┏━━

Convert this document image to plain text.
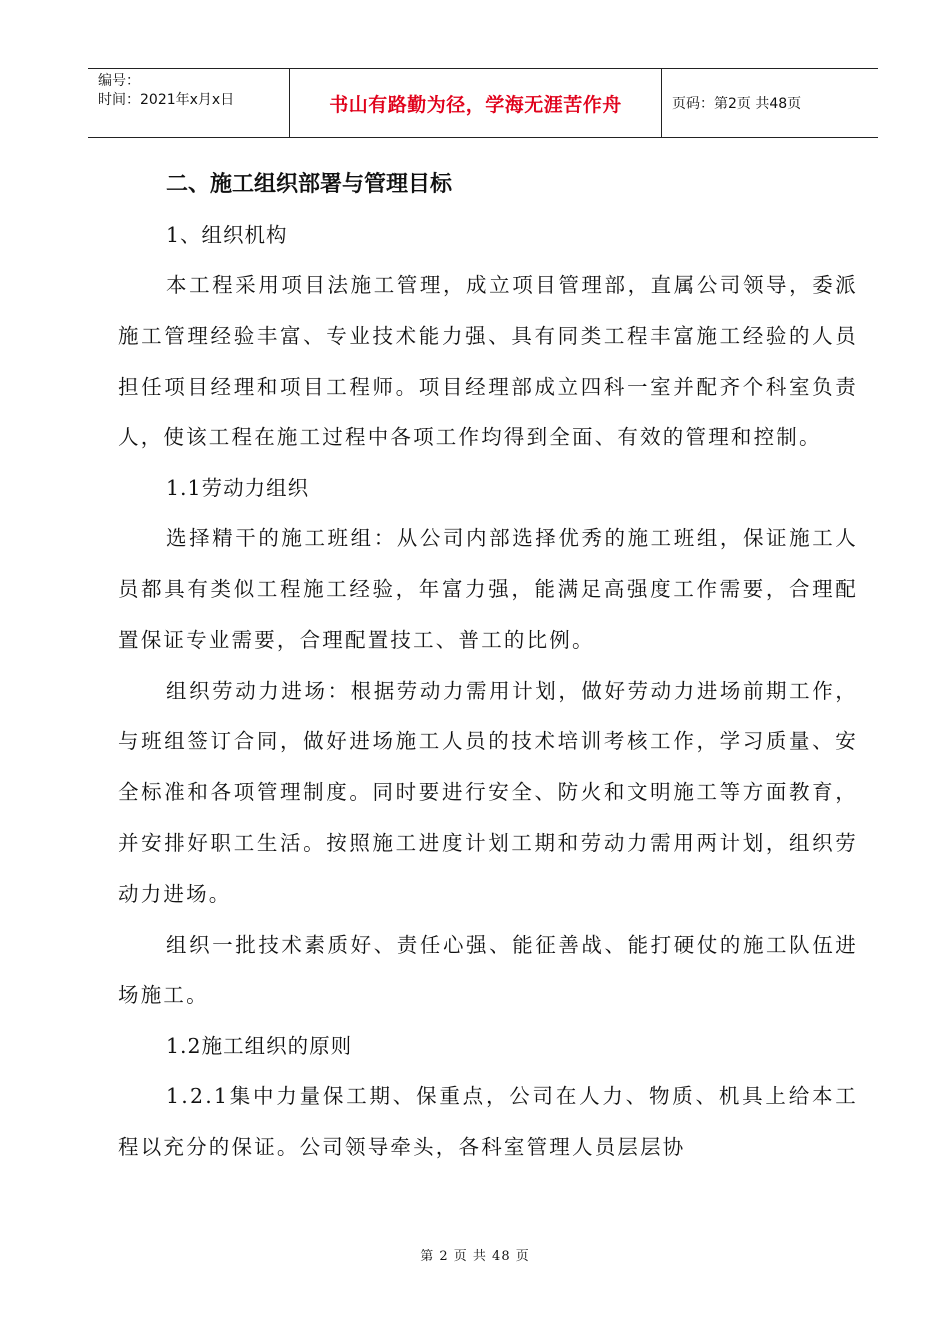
编号：
时间：2021年x月x日	书山有路勤为径，学海无涯苦作舟	页码：第2页 共48页
二、施工组织部署与管理目标
1、组织机构

本工程采用项目法施工管理，成立项目管理部，直属公司领导，委派施工管理经验丰富、专业技术能力强、具有同类工程丰富施工经验的人员担任项目经理和项目工程师。项目经理部成立四科一室并配齐个科室负责人，使该工程在施工过程中各项工作均得到全面、有效的管理和控制。

1.1劳动力组织

选择精干的施工班组：从公司内部选择优秀的施工班组，保证施工人员都具有类似工程施工经验，年富力强，能满足高强度工作需要，合理配置保证专业需要，合理配置技工、普工的比例。

组织劳动力进场：根据劳动力需用计划，做好劳动力进场前期工作，与班组签订合同，做好进场施工人员的技术培训考核工作，学习质量、安全标准和各项管理制度。同时要进行安全、防火和文明施工等方面教育，并安排好职工生活。按照施工进度计划工期和劳动力需用两计划，组织劳动力进场。

组织一批技术素质好、责任心强、能征善战、能打硬仗的施工队伍进场施工。

1.2施工组织的原则

1.2.1集中力量保工期、保重点，公司在人力、物质、机具上给本工程以充分的保证。公司领导牵头，各科室管理人员层层协

第 2 页 共 48 页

┗━━

Directions - Print the whole listing above once more, word for word, without its pictures.

Solution for this task -
Convert this document image to plain text.
编号：
时间：2021年x月x日	书山有路勤为径，学海无涯苦作舟	页码：第2页 共48页
二、施工组织部署与管理目标
1、组织机构

本工程采用项目法施工管理，成立项目管理部，直属公司领导，委派施工管理经验丰富、专业技术能力强、具有同类工程丰富施工经验的人员担任项目经理和项目工程师。项目经理部成立四科一室并配齐个科室负责人，使该工程在施工过程中各项工作均得到全面、有效的管理和控制。

1.1劳动力组织

选择精干的施工班组：从公司内部选择优秀的施工班组，保证施工人员都具有类似工程施工经验，年富力强，能满足高强度工作需要，合理配置保证专业需要，合理配置技工、普工的比例。

组织劳动力进场：根据劳动力需用计划，做好劳动力进场前期工作，与班组签订合同，做好进场施工人员的技术培训考核工作，学习质量、安全标准和各项管理制度。同时要进行安全、防火和文明施工等方面教育，并安排好职工生活。按照施工进度计划工期和劳动力需用两计划，组织劳动力进场。

组织一批技术素质好、责任心强、能征善战、能打硬仗的施工队伍进场施工。

1.2施工组织的原则

1.2.1集中力量保工期、保重点，公司在人力、物质、机具上给本工程以充分的保证。公司领导牵头，各科室管理人员层层协

第 2 页 共 48 页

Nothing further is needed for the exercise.